§ **Aim**
Show every line in the entries below where the word "emulation" appears.

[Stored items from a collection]
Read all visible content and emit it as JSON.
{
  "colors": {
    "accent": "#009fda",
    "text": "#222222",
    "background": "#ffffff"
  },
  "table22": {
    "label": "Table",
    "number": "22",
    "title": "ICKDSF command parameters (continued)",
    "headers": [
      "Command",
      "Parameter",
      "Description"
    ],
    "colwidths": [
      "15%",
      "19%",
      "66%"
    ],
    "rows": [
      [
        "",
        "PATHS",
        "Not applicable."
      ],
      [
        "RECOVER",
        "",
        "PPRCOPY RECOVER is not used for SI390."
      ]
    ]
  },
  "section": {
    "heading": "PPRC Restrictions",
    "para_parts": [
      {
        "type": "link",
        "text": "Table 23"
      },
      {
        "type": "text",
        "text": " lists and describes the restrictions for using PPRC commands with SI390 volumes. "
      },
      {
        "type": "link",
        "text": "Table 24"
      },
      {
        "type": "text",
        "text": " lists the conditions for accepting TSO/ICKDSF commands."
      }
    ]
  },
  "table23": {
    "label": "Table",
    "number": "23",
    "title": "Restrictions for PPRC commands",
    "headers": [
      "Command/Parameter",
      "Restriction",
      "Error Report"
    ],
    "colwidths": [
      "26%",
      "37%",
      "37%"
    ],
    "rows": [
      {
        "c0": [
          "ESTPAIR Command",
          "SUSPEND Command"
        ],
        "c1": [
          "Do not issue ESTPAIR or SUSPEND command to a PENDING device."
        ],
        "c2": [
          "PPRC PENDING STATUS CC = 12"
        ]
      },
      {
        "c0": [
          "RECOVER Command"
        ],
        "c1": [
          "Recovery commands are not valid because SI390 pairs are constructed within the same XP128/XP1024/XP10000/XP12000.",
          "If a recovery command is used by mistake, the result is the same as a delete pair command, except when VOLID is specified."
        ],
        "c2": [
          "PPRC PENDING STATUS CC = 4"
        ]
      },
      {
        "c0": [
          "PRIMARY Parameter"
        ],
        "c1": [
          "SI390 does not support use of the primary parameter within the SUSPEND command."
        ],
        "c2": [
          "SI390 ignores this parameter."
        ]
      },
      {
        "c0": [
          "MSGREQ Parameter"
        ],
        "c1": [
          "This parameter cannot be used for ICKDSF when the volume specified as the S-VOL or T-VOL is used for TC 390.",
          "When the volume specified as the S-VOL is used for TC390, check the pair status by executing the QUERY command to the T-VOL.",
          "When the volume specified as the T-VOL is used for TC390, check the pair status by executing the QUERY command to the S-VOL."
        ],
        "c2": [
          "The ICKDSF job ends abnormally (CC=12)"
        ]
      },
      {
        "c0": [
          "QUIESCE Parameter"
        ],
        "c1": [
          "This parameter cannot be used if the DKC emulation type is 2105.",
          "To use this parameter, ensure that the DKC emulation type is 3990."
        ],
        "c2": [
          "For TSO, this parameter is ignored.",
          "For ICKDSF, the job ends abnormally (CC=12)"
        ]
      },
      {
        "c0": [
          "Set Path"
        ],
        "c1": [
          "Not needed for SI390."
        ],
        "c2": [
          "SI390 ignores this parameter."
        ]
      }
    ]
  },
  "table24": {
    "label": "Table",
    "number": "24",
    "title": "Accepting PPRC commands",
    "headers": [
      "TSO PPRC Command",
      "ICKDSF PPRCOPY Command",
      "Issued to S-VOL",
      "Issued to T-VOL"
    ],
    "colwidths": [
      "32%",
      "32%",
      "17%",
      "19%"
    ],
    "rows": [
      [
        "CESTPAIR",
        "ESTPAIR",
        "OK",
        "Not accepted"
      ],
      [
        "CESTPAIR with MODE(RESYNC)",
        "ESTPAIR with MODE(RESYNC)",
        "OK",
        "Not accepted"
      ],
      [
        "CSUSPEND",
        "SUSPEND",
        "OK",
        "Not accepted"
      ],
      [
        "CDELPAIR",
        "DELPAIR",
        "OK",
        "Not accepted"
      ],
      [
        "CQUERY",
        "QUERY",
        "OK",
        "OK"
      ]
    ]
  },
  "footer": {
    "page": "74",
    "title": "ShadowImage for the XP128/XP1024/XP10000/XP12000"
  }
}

§ **Result of the exercise**
          "This parameter cannot be used if the DKC emulation type is 2105.",
          "To use this parameter, ensure that the DKC emulation type is 3990."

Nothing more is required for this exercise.